== PROVIDED DATA ==
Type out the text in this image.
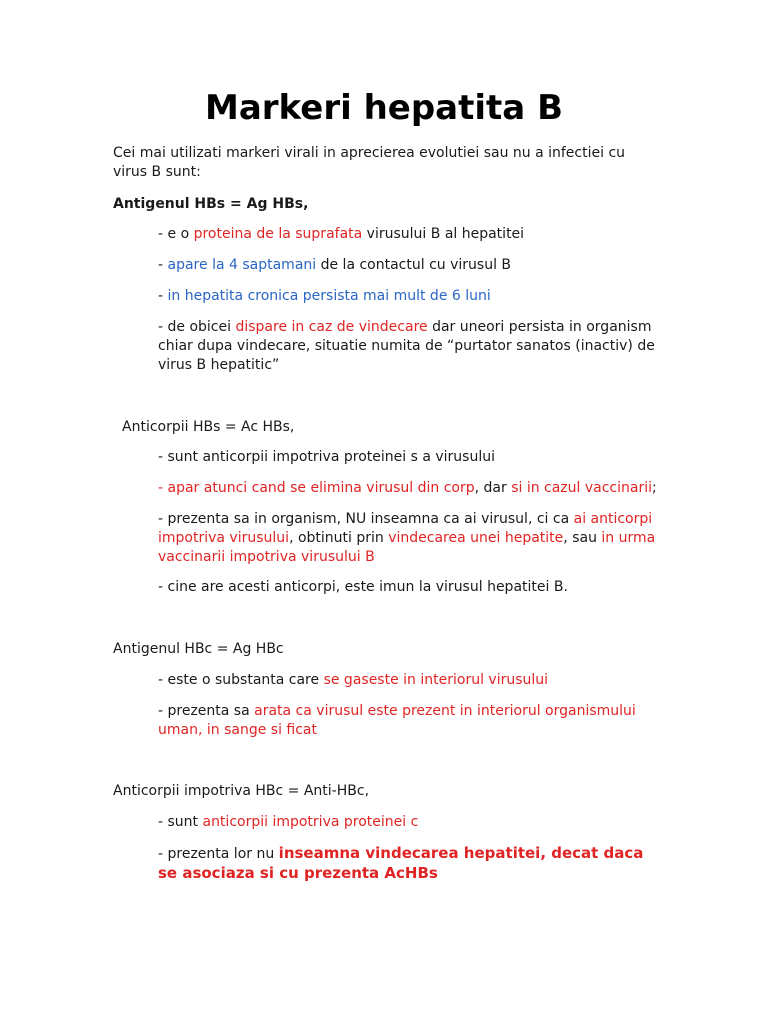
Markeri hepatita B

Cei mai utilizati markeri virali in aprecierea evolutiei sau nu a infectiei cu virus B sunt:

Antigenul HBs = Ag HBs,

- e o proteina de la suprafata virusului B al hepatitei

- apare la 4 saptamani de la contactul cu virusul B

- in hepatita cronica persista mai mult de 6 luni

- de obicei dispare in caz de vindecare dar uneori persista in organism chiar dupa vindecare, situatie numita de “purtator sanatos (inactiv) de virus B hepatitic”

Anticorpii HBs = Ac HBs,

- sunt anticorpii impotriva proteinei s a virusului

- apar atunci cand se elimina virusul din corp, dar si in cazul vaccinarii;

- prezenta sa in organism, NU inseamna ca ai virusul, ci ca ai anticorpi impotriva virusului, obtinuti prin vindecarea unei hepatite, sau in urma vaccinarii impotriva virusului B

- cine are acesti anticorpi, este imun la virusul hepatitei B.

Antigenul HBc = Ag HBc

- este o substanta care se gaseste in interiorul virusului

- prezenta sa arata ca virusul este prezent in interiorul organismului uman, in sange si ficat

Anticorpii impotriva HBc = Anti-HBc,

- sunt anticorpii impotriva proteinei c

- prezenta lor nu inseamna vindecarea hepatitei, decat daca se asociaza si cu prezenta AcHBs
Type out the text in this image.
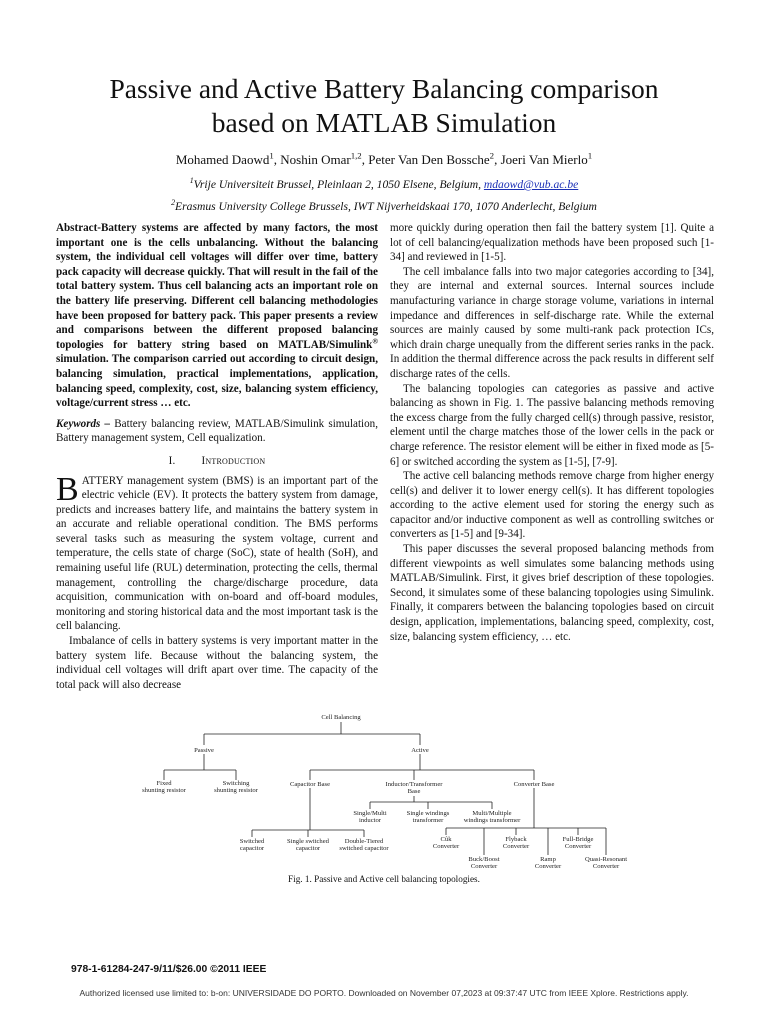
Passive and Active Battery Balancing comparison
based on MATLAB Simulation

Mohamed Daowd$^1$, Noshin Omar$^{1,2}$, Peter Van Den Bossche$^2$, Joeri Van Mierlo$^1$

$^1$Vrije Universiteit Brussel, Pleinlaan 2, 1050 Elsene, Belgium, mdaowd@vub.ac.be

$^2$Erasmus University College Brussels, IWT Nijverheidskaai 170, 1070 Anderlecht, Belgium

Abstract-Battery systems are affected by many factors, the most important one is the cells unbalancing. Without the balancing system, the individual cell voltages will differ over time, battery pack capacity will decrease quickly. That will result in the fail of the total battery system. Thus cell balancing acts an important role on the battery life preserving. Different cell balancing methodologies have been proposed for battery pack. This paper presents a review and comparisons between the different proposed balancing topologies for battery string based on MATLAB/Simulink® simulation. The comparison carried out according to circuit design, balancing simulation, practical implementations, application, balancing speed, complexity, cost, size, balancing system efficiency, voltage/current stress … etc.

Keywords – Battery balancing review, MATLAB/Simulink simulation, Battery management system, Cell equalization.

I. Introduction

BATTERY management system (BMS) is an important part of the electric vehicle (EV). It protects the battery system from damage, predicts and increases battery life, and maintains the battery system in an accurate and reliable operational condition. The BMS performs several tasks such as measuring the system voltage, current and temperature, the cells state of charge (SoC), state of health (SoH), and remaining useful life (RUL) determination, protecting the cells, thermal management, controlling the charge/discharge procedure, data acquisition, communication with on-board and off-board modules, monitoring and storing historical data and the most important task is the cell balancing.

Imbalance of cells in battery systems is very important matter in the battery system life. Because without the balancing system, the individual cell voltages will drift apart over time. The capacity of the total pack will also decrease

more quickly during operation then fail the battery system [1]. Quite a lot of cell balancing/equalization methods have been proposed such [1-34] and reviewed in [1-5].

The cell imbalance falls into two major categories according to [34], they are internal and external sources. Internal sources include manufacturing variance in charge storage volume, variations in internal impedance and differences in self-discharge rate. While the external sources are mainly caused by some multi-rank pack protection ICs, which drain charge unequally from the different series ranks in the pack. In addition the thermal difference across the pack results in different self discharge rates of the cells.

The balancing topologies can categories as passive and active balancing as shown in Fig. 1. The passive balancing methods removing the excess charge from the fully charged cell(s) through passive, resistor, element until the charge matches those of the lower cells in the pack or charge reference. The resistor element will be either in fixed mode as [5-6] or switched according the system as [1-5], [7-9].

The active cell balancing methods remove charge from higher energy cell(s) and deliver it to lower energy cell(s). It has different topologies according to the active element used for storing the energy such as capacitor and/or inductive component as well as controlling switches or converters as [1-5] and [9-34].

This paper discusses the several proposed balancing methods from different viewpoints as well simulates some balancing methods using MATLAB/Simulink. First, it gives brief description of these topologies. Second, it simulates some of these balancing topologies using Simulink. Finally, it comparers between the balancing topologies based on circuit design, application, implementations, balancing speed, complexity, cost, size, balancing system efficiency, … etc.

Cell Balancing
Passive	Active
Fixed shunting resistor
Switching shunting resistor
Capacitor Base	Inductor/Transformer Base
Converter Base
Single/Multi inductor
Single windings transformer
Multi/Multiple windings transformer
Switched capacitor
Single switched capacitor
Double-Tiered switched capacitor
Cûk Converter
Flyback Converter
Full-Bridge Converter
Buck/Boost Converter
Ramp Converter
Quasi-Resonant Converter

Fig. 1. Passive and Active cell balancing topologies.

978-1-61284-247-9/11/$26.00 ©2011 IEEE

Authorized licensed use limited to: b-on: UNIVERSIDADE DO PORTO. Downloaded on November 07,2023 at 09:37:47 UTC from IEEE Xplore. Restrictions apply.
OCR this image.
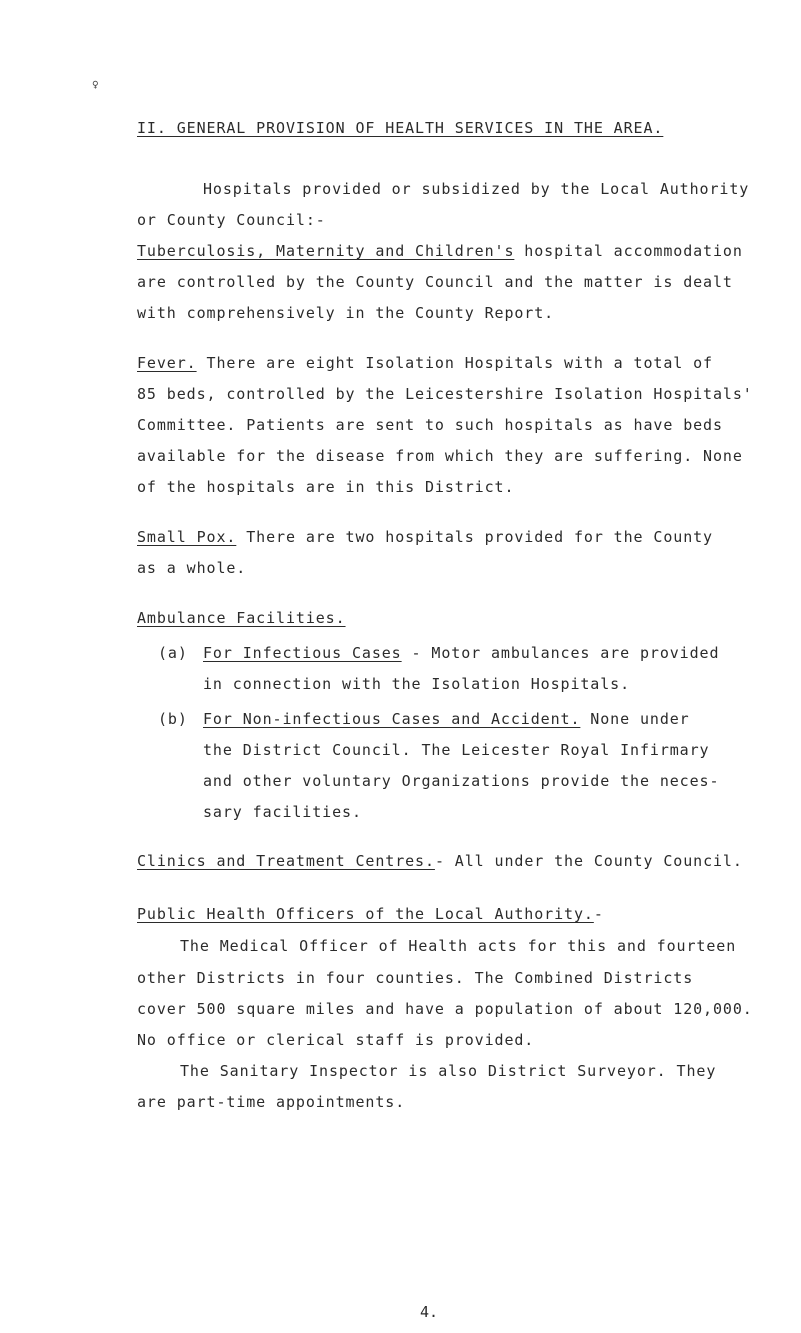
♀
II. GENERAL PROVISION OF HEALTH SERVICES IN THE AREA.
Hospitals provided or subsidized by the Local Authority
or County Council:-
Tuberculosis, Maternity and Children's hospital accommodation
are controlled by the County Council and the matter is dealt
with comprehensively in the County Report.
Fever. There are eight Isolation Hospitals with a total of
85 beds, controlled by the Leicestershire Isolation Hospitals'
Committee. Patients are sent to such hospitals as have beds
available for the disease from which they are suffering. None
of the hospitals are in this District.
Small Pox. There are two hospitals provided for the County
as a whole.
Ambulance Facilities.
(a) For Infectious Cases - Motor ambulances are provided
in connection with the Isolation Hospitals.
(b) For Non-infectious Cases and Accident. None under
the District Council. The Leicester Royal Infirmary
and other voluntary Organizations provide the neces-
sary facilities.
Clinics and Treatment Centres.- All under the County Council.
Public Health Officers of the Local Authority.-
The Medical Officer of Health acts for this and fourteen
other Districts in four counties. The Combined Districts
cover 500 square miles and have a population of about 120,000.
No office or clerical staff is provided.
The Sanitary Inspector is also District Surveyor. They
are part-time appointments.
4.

== EXERCISE BRIEF ==
From the entries, count the lines that hold the string "Authority". Nothing but the number is needed.

== TASK SOLUTION ==
2